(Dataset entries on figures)
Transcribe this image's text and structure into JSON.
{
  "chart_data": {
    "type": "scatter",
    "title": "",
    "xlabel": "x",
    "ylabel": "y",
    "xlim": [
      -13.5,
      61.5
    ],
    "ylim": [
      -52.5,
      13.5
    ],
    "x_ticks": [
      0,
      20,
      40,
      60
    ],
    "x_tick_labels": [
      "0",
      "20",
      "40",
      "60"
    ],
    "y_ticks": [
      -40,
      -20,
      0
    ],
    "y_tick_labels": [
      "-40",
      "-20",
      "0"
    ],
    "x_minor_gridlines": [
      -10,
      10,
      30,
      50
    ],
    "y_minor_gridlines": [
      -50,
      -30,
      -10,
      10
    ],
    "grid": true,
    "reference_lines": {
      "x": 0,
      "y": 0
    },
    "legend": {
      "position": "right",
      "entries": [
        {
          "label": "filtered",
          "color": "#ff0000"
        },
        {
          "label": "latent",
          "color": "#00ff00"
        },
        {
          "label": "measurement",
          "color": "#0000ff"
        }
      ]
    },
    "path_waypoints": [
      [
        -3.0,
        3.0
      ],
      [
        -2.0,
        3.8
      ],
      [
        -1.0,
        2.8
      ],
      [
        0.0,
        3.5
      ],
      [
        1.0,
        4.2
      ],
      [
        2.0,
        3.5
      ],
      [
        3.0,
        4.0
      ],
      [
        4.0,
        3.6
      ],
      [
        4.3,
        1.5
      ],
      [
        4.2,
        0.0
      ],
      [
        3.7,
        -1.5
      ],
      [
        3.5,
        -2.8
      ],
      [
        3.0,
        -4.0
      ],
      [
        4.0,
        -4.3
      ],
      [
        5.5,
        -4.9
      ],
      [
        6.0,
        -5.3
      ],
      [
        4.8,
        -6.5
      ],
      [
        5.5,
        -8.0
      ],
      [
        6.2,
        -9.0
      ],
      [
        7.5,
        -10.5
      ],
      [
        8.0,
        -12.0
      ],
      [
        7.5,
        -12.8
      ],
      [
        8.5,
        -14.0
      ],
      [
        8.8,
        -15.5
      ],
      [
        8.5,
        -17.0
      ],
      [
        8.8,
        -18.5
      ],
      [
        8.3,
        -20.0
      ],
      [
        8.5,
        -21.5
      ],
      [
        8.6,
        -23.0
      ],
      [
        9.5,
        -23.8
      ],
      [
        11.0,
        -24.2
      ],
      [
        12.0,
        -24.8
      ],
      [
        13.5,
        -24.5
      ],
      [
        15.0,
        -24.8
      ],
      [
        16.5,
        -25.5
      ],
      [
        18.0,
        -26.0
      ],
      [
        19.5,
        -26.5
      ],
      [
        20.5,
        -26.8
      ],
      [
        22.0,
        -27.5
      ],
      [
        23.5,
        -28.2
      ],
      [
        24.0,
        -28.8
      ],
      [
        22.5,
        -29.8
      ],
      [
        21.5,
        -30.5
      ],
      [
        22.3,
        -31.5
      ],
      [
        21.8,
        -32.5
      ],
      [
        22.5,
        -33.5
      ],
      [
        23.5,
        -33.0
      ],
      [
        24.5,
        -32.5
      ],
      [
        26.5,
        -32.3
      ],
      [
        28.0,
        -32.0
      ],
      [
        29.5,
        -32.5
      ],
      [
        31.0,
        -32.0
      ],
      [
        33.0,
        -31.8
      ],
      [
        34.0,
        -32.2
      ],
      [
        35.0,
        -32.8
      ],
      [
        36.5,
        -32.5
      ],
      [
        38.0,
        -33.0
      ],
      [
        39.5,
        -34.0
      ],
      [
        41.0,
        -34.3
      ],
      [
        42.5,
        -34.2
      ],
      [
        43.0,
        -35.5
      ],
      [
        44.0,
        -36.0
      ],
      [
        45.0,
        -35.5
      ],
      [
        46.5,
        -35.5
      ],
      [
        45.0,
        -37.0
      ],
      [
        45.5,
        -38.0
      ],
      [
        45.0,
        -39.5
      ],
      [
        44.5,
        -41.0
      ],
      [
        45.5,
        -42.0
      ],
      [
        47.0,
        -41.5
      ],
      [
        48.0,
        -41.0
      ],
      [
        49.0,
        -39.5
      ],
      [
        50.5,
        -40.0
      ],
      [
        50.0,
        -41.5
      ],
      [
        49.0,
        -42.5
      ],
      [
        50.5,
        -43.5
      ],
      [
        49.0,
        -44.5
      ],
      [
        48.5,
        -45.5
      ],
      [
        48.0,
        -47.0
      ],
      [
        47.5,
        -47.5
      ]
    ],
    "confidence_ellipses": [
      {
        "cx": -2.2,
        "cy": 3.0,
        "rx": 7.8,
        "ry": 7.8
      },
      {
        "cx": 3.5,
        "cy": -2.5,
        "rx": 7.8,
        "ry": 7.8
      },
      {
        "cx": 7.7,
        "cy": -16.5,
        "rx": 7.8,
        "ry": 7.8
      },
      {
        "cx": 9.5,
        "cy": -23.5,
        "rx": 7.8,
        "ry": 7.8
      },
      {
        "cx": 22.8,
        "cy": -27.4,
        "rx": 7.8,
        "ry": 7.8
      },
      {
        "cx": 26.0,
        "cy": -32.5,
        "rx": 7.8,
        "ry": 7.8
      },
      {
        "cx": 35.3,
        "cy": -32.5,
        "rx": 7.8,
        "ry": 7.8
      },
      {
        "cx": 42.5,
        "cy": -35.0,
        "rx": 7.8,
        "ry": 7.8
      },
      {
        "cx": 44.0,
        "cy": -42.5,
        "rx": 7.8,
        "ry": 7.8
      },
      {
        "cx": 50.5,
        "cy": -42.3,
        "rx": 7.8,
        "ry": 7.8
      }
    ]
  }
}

What is required:
Copy out all of the data exactly, leaving nothing out.

Exercise solution:
Transcribe this image's text and structure into JSON.
{
  "chart_data": {
    "type": "scatter",
    "title": "",
    "xlabel": "x",
    "ylabel": "y",
    "xlim": [
      -13.5,
      61.5
    ],
    "ylim": [
      -52.5,
      13.5
    ],
    "x_ticks": [
      0,
      20,
      40,
      60
    ],
    "x_tick_labels": [
      "0",
      "20",
      "40",
      "60"
    ],
    "y_ticks": [
      -40,
      -20,
      0
    ],
    "y_tick_labels": [
      "-40",
      "-20",
      "0"
    ],
    "x_minor_gridlines": [
      -10,
      10,
      30,
      50
    ],
    "y_minor_gridlines": [
      -50,
      -30,
      -10,
      10
    ],
    "grid": true,
    "reference_lines": {
      "x": 0,
      "y": 0
    },
    "legend": {
      "position": "right",
      "entries": [
        {
          "label": "filtered",
          "color": "#ff0000"
        },
        {
          "label": "latent",
          "color": "#00ff00"
        },
        {
          "label": "measurement",
          "color": "#0000ff"
        }
      ]
    },
    "path_waypoints": [
      [
        -3.0,
        3.0
      ],
      [
        -2.0,
        3.8
      ],
      [
        -1.0,
        2.8
      ],
      [
        0.0,
        3.5
      ],
      [
        1.0,
        4.2
      ],
      [
        2.0,
        3.5
      ],
      [
        3.0,
        4.0
      ],
      [
        4.0,
        3.6
      ],
      [
        4.3,
        1.5
      ],
      [
        4.2,
        0.0
      ],
      [
        3.7,
        -1.5
      ],
      [
        3.5,
        -2.8
      ],
      [
        3.0,
        -4.0
      ],
      [
        4.0,
        -4.3
      ],
      [
        5.5,
        -4.9
      ],
      [
        6.0,
        -5.3
      ],
      [
        4.8,
        -6.5
      ],
      [
        5.5,
        -8.0
      ],
      [
        6.2,
        -9.0
      ],
      [
        7.5,
        -10.5
      ],
      [
        8.0,
        -12.0
      ],
      [
        7.5,
        -12.8
      ],
      [
        8.5,
        -14.0
      ],
      [
        8.8,
        -15.5
      ],
      [
        8.5,
        -17.0
      ],
      [
        8.8,
        -18.5
      ],
      [
        8.3,
        -20.0
      ],
      [
        8.5,
        -21.5
      ],
      [
        8.6,
        -23.0
      ],
      [
        9.5,
        -23.8
      ],
      [
        11.0,
        -24.2
      ],
      [
        12.0,
        -24.8
      ],
      [
        13.5,
        -24.5
      ],
      [
        15.0,
        -24.8
      ],
      [
        16.5,
        -25.5
      ],
      [
        18.0,
        -26.0
      ],
      [
        19.5,
        -26.5
      ],
      [
        20.5,
        -26.8
      ],
      [
        22.0,
        -27.5
      ],
      [
        23.5,
        -28.2
      ],
      [
        24.0,
        -28.8
      ],
      [
        22.5,
        -29.8
      ],
      [
        21.5,
        -30.5
      ],
      [
        22.3,
        -31.5
      ],
      [
        21.8,
        -32.5
      ],
      [
        22.5,
        -33.5
      ],
      [
        23.5,
        -33.0
      ],
      [
        24.5,
        -32.5
      ],
      [
        26.5,
        -32.3
      ],
      [
        28.0,
        -32.0
      ],
      [
        29.5,
        -32.5
      ],
      [
        31.0,
        -32.0
      ],
      [
        33.0,
        -31.8
      ],
      [
        34.0,
        -32.2
      ],
      [
        35.0,
        -32.8
      ],
      [
        36.5,
        -32.5
      ],
      [
        38.0,
        -33.0
      ],
      [
        39.5,
        -34.0
      ],
      [
        41.0,
        -34.3
      ],
      [
        42.5,
        -34.2
      ],
      [
        43.0,
        -35.5
      ],
      [
        44.0,
        -36.0
      ],
      [
        45.0,
        -35.5
      ],
      [
        46.5,
        -35.5
      ],
      [
        45.0,
        -37.0
      ],
      [
        45.5,
        -38.0
      ],
      [
        45.0,
        -39.5
      ],
      [
        44.5,
        -41.0
      ],
      [
        45.5,
        -42.0
      ],
      [
        47.0,
        -41.5
      ],
      [
        48.0,
        -41.0
      ],
      [
        49.0,
        -39.5
      ],
      [
        50.5,
        -40.0
      ],
      [
        50.0,
        -41.5
      ],
      [
        49.0,
        -42.5
      ],
      [
        50.5,
        -43.5
      ],
      [
        49.0,
        -44.5
      ],
      [
        48.5,
        -45.5
      ],
      [
        48.0,
        -47.0
      ],
      [
        47.5,
        -47.5
      ]
    ],
    "confidence_ellipses": [
      {
        "cx": -2.2,
        "cy": 3.0,
        "rx": 7.8,
        "ry": 7.8
      },
      {
        "cx": 3.5,
        "cy": -2.5,
        "rx": 7.8,
        "ry": 7.8
      },
      {
        "cx": 7.7,
        "cy": -16.5,
        "rx": 7.8,
        "ry": 7.8
      },
      {
        "cx": 9.5,
        "cy": -23.5,
        "rx": 7.8,
        "ry": 7.8
      },
      {
        "cx": 22.8,
        "cy": -27.4,
        "rx": 7.8,
        "ry": 7.8
      },
      {
        "cx": 26.0,
        "cy": -32.5,
        "rx": 7.8,
        "ry": 7.8
      },
      {
        "cx": 35.3,
        "cy": -32.5,
        "rx": 7.8,
        "ry": 7.8
      },
      {
        "cx": 42.5,
        "cy": -35.0,
        "rx": 7.8,
        "ry": 7.8
      },
      {
        "cx": 44.0,
        "cy": -42.5,
        "rx": 7.8,
        "ry": 7.8
      },
      {
        "cx": 50.5,
        "cy": -42.3,
        "rx": 7.8,
        "ry": 7.8
      }
    ]
  }
}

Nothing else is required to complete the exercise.